# [Given problem]
Search the records below for the word "INTERIORS". Pull out each line that has it.

# [Source material]

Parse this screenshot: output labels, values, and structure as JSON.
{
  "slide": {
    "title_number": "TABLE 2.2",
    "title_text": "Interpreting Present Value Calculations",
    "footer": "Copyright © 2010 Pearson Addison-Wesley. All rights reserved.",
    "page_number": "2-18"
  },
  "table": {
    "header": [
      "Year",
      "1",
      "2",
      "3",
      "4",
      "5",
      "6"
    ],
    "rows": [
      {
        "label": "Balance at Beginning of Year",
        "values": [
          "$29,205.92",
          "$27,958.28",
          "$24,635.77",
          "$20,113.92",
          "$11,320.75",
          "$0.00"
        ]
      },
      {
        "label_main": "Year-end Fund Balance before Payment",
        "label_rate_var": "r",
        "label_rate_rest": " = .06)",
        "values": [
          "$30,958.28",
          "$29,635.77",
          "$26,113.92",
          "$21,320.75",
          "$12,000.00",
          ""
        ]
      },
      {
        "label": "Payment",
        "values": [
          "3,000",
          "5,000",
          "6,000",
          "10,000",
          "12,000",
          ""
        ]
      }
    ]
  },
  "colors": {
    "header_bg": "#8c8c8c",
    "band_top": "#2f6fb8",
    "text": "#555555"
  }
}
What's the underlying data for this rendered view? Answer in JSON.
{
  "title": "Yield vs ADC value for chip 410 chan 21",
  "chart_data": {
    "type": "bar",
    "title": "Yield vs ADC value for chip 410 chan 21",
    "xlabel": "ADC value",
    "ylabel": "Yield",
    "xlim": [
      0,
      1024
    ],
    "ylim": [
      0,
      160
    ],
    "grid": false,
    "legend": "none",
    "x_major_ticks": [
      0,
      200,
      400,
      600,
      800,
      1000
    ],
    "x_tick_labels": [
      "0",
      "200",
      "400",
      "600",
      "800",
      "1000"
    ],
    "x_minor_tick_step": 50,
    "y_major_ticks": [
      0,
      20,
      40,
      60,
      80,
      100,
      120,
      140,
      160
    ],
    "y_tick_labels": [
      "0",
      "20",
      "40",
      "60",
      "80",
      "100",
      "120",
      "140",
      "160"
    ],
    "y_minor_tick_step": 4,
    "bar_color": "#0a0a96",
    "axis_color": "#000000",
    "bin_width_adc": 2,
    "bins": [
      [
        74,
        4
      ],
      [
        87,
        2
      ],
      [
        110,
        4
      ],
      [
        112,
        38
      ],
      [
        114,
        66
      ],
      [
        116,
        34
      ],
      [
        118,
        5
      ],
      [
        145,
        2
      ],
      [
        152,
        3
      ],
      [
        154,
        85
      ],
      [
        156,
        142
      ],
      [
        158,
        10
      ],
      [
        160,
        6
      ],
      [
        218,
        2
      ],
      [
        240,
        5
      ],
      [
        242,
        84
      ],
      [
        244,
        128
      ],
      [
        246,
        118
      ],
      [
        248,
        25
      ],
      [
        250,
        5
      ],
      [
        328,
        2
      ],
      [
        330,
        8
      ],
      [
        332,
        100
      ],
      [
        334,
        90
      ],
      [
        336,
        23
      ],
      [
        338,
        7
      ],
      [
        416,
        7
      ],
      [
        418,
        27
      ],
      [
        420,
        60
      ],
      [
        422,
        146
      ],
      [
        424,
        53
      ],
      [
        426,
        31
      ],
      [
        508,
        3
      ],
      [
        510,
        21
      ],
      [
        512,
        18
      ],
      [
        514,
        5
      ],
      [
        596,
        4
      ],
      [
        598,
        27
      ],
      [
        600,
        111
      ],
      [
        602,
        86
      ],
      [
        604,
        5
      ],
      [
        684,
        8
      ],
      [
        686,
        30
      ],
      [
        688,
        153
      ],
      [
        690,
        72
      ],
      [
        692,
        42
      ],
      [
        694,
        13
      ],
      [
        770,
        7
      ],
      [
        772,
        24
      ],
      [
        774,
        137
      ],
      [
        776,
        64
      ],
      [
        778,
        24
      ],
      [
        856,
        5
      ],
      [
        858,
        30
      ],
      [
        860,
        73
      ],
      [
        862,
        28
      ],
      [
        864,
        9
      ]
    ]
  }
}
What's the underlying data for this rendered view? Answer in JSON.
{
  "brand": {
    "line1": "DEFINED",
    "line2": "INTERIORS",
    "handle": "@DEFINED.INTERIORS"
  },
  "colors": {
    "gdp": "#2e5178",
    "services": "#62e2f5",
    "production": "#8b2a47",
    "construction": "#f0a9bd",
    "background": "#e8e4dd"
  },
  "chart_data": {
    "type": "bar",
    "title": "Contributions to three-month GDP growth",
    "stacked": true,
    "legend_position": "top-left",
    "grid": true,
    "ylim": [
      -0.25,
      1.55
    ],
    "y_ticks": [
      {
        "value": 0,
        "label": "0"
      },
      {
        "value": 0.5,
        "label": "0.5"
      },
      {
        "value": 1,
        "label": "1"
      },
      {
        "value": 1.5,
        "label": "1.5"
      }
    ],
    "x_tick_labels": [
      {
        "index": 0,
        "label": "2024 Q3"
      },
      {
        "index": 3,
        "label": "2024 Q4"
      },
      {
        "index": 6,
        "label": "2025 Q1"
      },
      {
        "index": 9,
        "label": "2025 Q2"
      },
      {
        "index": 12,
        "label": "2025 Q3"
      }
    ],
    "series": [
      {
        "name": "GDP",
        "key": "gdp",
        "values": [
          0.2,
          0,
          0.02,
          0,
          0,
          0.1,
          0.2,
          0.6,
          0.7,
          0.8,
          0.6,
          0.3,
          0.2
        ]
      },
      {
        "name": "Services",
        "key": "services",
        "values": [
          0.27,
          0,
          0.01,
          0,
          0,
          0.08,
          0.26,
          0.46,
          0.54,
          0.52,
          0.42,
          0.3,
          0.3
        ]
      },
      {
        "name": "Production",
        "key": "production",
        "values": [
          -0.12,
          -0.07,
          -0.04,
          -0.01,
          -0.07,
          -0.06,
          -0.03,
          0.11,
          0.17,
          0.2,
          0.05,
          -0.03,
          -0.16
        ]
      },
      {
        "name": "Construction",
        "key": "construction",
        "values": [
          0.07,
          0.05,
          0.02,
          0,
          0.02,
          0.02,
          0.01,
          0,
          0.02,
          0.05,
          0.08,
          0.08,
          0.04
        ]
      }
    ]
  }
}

# [Written answer]
    "line2": "INTERIORS",
    "handle": "@DEFINED.INTERIORS"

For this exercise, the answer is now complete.